→ Job:
Set down each line of the material that follows, exactly, with no pictures.

● ● ● ●

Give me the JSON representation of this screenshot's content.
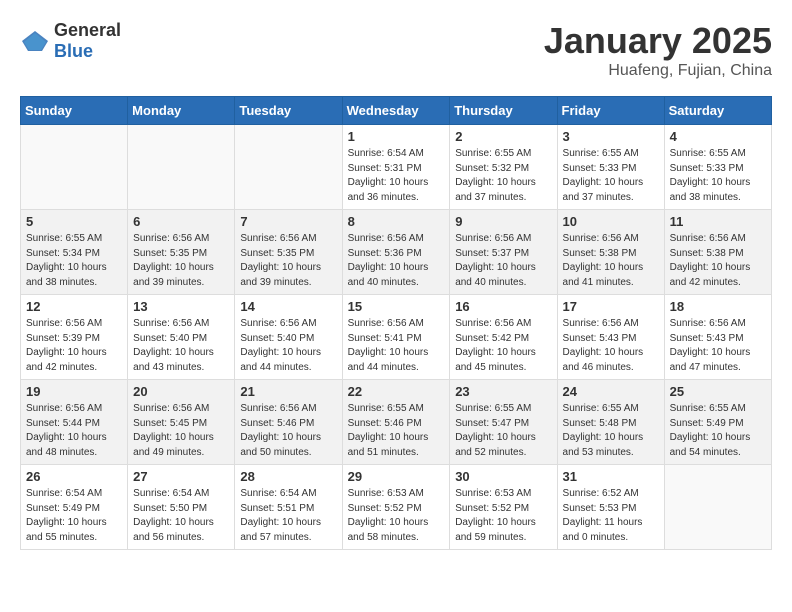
{
  "logo": {
    "general": "General",
    "blue": "Blue"
  },
  "title": "January 2025",
  "location": "Huafeng, Fujian, China",
  "weekdays": [
    "Sunday",
    "Monday",
    "Tuesday",
    "Wednesday",
    "Thursday",
    "Friday",
    "Saturday"
  ],
  "weeks": [
    {
      "shaded": false,
      "days": [
        {
          "number": "",
          "info": ""
        },
        {
          "number": "",
          "info": ""
        },
        {
          "number": "",
          "info": ""
        },
        {
          "number": "1",
          "info": "Sunrise: 6:54 AM\nSunset: 5:31 PM\nDaylight: 10 hours\nand 36 minutes."
        },
        {
          "number": "2",
          "info": "Sunrise: 6:55 AM\nSunset: 5:32 PM\nDaylight: 10 hours\nand 37 minutes."
        },
        {
          "number": "3",
          "info": "Sunrise: 6:55 AM\nSunset: 5:33 PM\nDaylight: 10 hours\nand 37 minutes."
        },
        {
          "number": "4",
          "info": "Sunrise: 6:55 AM\nSunset: 5:33 PM\nDaylight: 10 hours\nand 38 minutes."
        }
      ]
    },
    {
      "shaded": true,
      "days": [
        {
          "number": "5",
          "info": "Sunrise: 6:55 AM\nSunset: 5:34 PM\nDaylight: 10 hours\nand 38 minutes."
        },
        {
          "number": "6",
          "info": "Sunrise: 6:56 AM\nSunset: 5:35 PM\nDaylight: 10 hours\nand 39 minutes."
        },
        {
          "number": "7",
          "info": "Sunrise: 6:56 AM\nSunset: 5:35 PM\nDaylight: 10 hours\nand 39 minutes."
        },
        {
          "number": "8",
          "info": "Sunrise: 6:56 AM\nSunset: 5:36 PM\nDaylight: 10 hours\nand 40 minutes."
        },
        {
          "number": "9",
          "info": "Sunrise: 6:56 AM\nSunset: 5:37 PM\nDaylight: 10 hours\nand 40 minutes."
        },
        {
          "number": "10",
          "info": "Sunrise: 6:56 AM\nSunset: 5:38 PM\nDaylight: 10 hours\nand 41 minutes."
        },
        {
          "number": "11",
          "info": "Sunrise: 6:56 AM\nSunset: 5:38 PM\nDaylight: 10 hours\nand 42 minutes."
        }
      ]
    },
    {
      "shaded": false,
      "days": [
        {
          "number": "12",
          "info": "Sunrise: 6:56 AM\nSunset: 5:39 PM\nDaylight: 10 hours\nand 42 minutes."
        },
        {
          "number": "13",
          "info": "Sunrise: 6:56 AM\nSunset: 5:40 PM\nDaylight: 10 hours\nand 43 minutes."
        },
        {
          "number": "14",
          "info": "Sunrise: 6:56 AM\nSunset: 5:40 PM\nDaylight: 10 hours\nand 44 minutes."
        },
        {
          "number": "15",
          "info": "Sunrise: 6:56 AM\nSunset: 5:41 PM\nDaylight: 10 hours\nand 44 minutes."
        },
        {
          "number": "16",
          "info": "Sunrise: 6:56 AM\nSunset: 5:42 PM\nDaylight: 10 hours\nand 45 minutes."
        },
        {
          "number": "17",
          "info": "Sunrise: 6:56 AM\nSunset: 5:43 PM\nDaylight: 10 hours\nand 46 minutes."
        },
        {
          "number": "18",
          "info": "Sunrise: 6:56 AM\nSunset: 5:43 PM\nDaylight: 10 hours\nand 47 minutes."
        }
      ]
    },
    {
      "shaded": true,
      "days": [
        {
          "number": "19",
          "info": "Sunrise: 6:56 AM\nSunset: 5:44 PM\nDaylight: 10 hours\nand 48 minutes."
        },
        {
          "number": "20",
          "info": "Sunrise: 6:56 AM\nSunset: 5:45 PM\nDaylight: 10 hours\nand 49 minutes."
        },
        {
          "number": "21",
          "info": "Sunrise: 6:56 AM\nSunset: 5:46 PM\nDaylight: 10 hours\nand 50 minutes."
        },
        {
          "number": "22",
          "info": "Sunrise: 6:55 AM\nSunset: 5:46 PM\nDaylight: 10 hours\nand 51 minutes."
        },
        {
          "number": "23",
          "info": "Sunrise: 6:55 AM\nSunset: 5:47 PM\nDaylight: 10 hours\nand 52 minutes."
        },
        {
          "number": "24",
          "info": "Sunrise: 6:55 AM\nSunset: 5:48 PM\nDaylight: 10 hours\nand 53 minutes."
        },
        {
          "number": "25",
          "info": "Sunrise: 6:55 AM\nSunset: 5:49 PM\nDaylight: 10 hours\nand 54 minutes."
        }
      ]
    },
    {
      "shaded": false,
      "days": [
        {
          "number": "26",
          "info": "Sunrise: 6:54 AM\nSunset: 5:49 PM\nDaylight: 10 hours\nand 55 minutes."
        },
        {
          "number": "27",
          "info": "Sunrise: 6:54 AM\nSunset: 5:50 PM\nDaylight: 10 hours\nand 56 minutes."
        },
        {
          "number": "28",
          "info": "Sunrise: 6:54 AM\nSunset: 5:51 PM\nDaylight: 10 hours\nand 57 minutes."
        },
        {
          "number": "29",
          "info": "Sunrise: 6:53 AM\nSunset: 5:52 PM\nDaylight: 10 hours\nand 58 minutes."
        },
        {
          "number": "30",
          "info": "Sunrise: 6:53 AM\nSunset: 5:52 PM\nDaylight: 10 hours\nand 59 minutes."
        },
        {
          "number": "31",
          "info": "Sunrise: 6:52 AM\nSunset: 5:53 PM\nDaylight: 11 hours\nand 0 minutes."
        },
        {
          "number": "",
          "info": ""
        }
      ]
    }
  ]
}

● ● ● ●

→ Exercise solution:
Give me the JSON representation of this screenshot's content.
{
  "logo": {
    "general": "General",
    "blue": "Blue"
  },
  "title": "January 2025",
  "location": "Huafeng, Fujian, China",
  "weekdays": [
    "Sunday",
    "Monday",
    "Tuesday",
    "Wednesday",
    "Thursday",
    "Friday",
    "Saturday"
  ],
  "weeks": [
    {
      "shaded": false,
      "days": [
        {
          "number": "",
          "info": ""
        },
        {
          "number": "",
          "info": ""
        },
        {
          "number": "",
          "info": ""
        },
        {
          "number": "1",
          "info": "Sunrise: 6:54 AM\nSunset: 5:31 PM\nDaylight: 10 hours\nand 36 minutes."
        },
        {
          "number": "2",
          "info": "Sunrise: 6:55 AM\nSunset: 5:32 PM\nDaylight: 10 hours\nand 37 minutes."
        },
        {
          "number": "3",
          "info": "Sunrise: 6:55 AM\nSunset: 5:33 PM\nDaylight: 10 hours\nand 37 minutes."
        },
        {
          "number": "4",
          "info": "Sunrise: 6:55 AM\nSunset: 5:33 PM\nDaylight: 10 hours\nand 38 minutes."
        }
      ]
    },
    {
      "shaded": true,
      "days": [
        {
          "number": "5",
          "info": "Sunrise: 6:55 AM\nSunset: 5:34 PM\nDaylight: 10 hours\nand 38 minutes."
        },
        {
          "number": "6",
          "info": "Sunrise: 6:56 AM\nSunset: 5:35 PM\nDaylight: 10 hours\nand 39 minutes."
        },
        {
          "number": "7",
          "info": "Sunrise: 6:56 AM\nSunset: 5:35 PM\nDaylight: 10 hours\nand 39 minutes."
        },
        {
          "number": "8",
          "info": "Sunrise: 6:56 AM\nSunset: 5:36 PM\nDaylight: 10 hours\nand 40 minutes."
        },
        {
          "number": "9",
          "info": "Sunrise: 6:56 AM\nSunset: 5:37 PM\nDaylight: 10 hours\nand 40 minutes."
        },
        {
          "number": "10",
          "info": "Sunrise: 6:56 AM\nSunset: 5:38 PM\nDaylight: 10 hours\nand 41 minutes."
        },
        {
          "number": "11",
          "info": "Sunrise: 6:56 AM\nSunset: 5:38 PM\nDaylight: 10 hours\nand 42 minutes."
        }
      ]
    },
    {
      "shaded": false,
      "days": [
        {
          "number": "12",
          "info": "Sunrise: 6:56 AM\nSunset: 5:39 PM\nDaylight: 10 hours\nand 42 minutes."
        },
        {
          "number": "13",
          "info": "Sunrise: 6:56 AM\nSunset: 5:40 PM\nDaylight: 10 hours\nand 43 minutes."
        },
        {
          "number": "14",
          "info": "Sunrise: 6:56 AM\nSunset: 5:40 PM\nDaylight: 10 hours\nand 44 minutes."
        },
        {
          "number": "15",
          "info": "Sunrise: 6:56 AM\nSunset: 5:41 PM\nDaylight: 10 hours\nand 44 minutes."
        },
        {
          "number": "16",
          "info": "Sunrise: 6:56 AM\nSunset: 5:42 PM\nDaylight: 10 hours\nand 45 minutes."
        },
        {
          "number": "17",
          "info": "Sunrise: 6:56 AM\nSunset: 5:43 PM\nDaylight: 10 hours\nand 46 minutes."
        },
        {
          "number": "18",
          "info": "Sunrise: 6:56 AM\nSunset: 5:43 PM\nDaylight: 10 hours\nand 47 minutes."
        }
      ]
    },
    {
      "shaded": true,
      "days": [
        {
          "number": "19",
          "info": "Sunrise: 6:56 AM\nSunset: 5:44 PM\nDaylight: 10 hours\nand 48 minutes."
        },
        {
          "number": "20",
          "info": "Sunrise: 6:56 AM\nSunset: 5:45 PM\nDaylight: 10 hours\nand 49 minutes."
        },
        {
          "number": "21",
          "info": "Sunrise: 6:56 AM\nSunset: 5:46 PM\nDaylight: 10 hours\nand 50 minutes."
        },
        {
          "number": "22",
          "info": "Sunrise: 6:55 AM\nSunset: 5:46 PM\nDaylight: 10 hours\nand 51 minutes."
        },
        {
          "number": "23",
          "info": "Sunrise: 6:55 AM\nSunset: 5:47 PM\nDaylight: 10 hours\nand 52 minutes."
        },
        {
          "number": "24",
          "info": "Sunrise: 6:55 AM\nSunset: 5:48 PM\nDaylight: 10 hours\nand 53 minutes."
        },
        {
          "number": "25",
          "info": "Sunrise: 6:55 AM\nSunset: 5:49 PM\nDaylight: 10 hours\nand 54 minutes."
        }
      ]
    },
    {
      "shaded": false,
      "days": [
        {
          "number": "26",
          "info": "Sunrise: 6:54 AM\nSunset: 5:49 PM\nDaylight: 10 hours\nand 55 minutes."
        },
        {
          "number": "27",
          "info": "Sunrise: 6:54 AM\nSunset: 5:50 PM\nDaylight: 10 hours\nand 56 minutes."
        },
        {
          "number": "28",
          "info": "Sunrise: 6:54 AM\nSunset: 5:51 PM\nDaylight: 10 hours\nand 57 minutes."
        },
        {
          "number": "29",
          "info": "Sunrise: 6:53 AM\nSunset: 5:52 PM\nDaylight: 10 hours\nand 58 minutes."
        },
        {
          "number": "30",
          "info": "Sunrise: 6:53 AM\nSunset: 5:52 PM\nDaylight: 10 hours\nand 59 minutes."
        },
        {
          "number": "31",
          "info": "Sunrise: 6:52 AM\nSunset: 5:53 PM\nDaylight: 11 hours\nand 0 minutes."
        },
        {
          "number": "",
          "info": ""
        }
      ]
    }
  ]
}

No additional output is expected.